**EXERCISE REQUIREMENTS:** From the listing below, pull out every line where the string "我还有另外一个世界" appears.

--- Start INPUT DATA ---

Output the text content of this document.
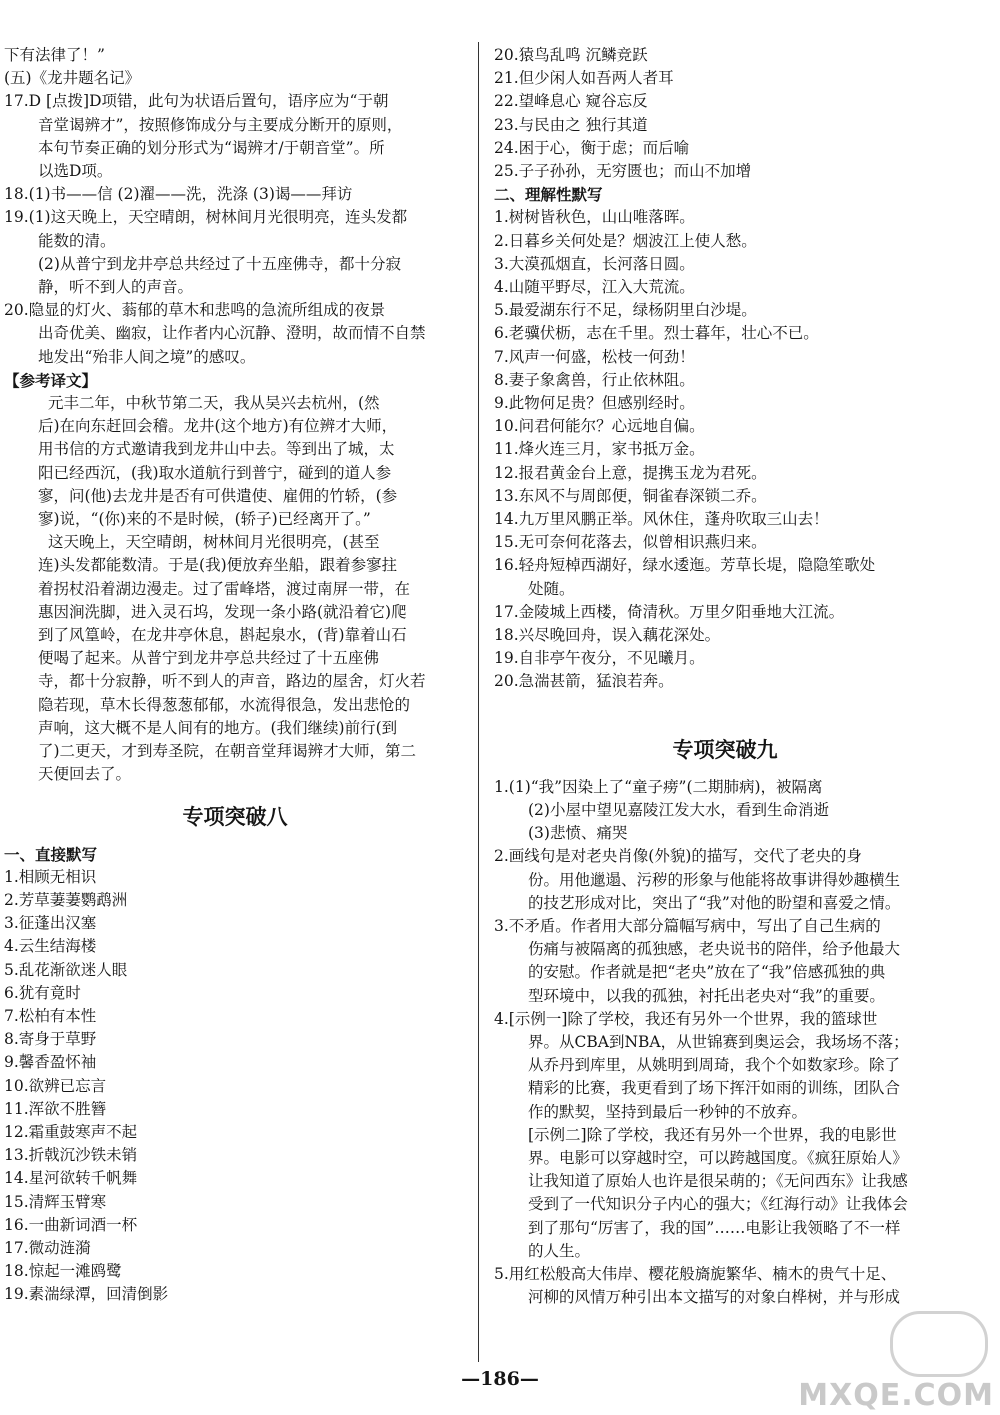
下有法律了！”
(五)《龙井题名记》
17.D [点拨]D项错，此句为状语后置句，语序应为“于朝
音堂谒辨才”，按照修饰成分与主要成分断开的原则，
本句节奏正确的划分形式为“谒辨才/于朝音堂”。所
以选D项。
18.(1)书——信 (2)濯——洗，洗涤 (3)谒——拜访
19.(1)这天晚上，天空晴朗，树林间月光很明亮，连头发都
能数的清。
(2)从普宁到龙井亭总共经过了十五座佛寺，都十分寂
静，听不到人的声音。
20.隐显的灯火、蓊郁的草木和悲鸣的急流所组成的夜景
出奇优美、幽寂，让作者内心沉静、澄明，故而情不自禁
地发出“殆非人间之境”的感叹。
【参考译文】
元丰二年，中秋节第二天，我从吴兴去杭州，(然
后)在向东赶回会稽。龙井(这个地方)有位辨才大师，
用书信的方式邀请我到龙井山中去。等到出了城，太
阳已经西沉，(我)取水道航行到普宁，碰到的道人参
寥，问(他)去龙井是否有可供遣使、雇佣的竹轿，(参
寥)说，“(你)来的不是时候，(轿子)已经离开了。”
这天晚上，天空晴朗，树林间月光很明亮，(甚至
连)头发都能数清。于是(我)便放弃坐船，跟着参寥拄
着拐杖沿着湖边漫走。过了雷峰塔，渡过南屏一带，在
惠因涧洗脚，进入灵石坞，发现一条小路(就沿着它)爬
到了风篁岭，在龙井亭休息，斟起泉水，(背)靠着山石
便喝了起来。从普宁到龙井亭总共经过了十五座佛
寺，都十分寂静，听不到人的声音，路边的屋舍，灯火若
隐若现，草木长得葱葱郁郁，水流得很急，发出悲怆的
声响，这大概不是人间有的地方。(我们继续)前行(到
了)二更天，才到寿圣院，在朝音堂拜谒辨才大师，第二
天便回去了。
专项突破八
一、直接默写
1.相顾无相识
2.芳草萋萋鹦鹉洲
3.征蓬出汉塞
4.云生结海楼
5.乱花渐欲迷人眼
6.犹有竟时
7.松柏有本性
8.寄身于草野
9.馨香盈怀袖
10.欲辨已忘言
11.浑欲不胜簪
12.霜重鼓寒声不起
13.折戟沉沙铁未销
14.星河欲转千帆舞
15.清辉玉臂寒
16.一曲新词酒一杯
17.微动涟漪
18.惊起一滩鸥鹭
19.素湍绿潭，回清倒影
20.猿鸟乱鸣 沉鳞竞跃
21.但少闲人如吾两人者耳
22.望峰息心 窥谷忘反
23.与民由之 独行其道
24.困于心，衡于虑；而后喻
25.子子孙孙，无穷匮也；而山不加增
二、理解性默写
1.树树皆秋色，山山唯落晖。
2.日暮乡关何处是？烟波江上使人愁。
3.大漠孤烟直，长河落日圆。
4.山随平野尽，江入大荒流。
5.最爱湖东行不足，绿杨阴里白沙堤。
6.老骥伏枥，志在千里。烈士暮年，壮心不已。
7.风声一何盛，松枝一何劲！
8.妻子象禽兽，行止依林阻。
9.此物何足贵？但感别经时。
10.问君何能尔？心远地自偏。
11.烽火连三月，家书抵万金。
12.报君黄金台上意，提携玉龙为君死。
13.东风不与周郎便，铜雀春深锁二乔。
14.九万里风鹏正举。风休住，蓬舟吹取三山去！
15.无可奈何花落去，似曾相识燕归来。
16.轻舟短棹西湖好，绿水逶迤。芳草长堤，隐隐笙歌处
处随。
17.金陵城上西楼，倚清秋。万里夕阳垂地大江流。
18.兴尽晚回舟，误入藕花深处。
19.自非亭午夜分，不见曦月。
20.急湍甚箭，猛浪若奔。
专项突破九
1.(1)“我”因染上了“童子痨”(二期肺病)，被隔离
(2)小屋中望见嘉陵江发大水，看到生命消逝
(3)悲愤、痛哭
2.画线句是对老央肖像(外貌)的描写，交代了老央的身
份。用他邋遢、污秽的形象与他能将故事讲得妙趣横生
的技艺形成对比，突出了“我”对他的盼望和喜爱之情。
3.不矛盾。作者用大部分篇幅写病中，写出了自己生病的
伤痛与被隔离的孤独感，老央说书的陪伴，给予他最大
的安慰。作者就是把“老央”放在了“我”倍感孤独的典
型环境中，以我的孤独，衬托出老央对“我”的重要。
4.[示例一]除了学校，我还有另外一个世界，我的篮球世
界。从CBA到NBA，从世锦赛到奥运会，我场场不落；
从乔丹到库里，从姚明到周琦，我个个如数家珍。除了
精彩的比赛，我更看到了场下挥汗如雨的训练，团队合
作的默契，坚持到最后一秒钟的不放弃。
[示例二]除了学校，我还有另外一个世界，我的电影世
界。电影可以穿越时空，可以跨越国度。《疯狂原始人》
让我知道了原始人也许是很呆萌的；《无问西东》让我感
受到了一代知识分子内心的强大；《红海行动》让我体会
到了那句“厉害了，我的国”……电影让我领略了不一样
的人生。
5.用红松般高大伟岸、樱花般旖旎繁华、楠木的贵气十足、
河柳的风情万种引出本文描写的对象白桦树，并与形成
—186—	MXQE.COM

--- End INPUT DATA ---

**CORRECT OUTPUT:**
4.[示例一]除了学校，我还有另外一个世界，我的篮球世
[示例二]除了学校，我还有另外一个世界，我的电影世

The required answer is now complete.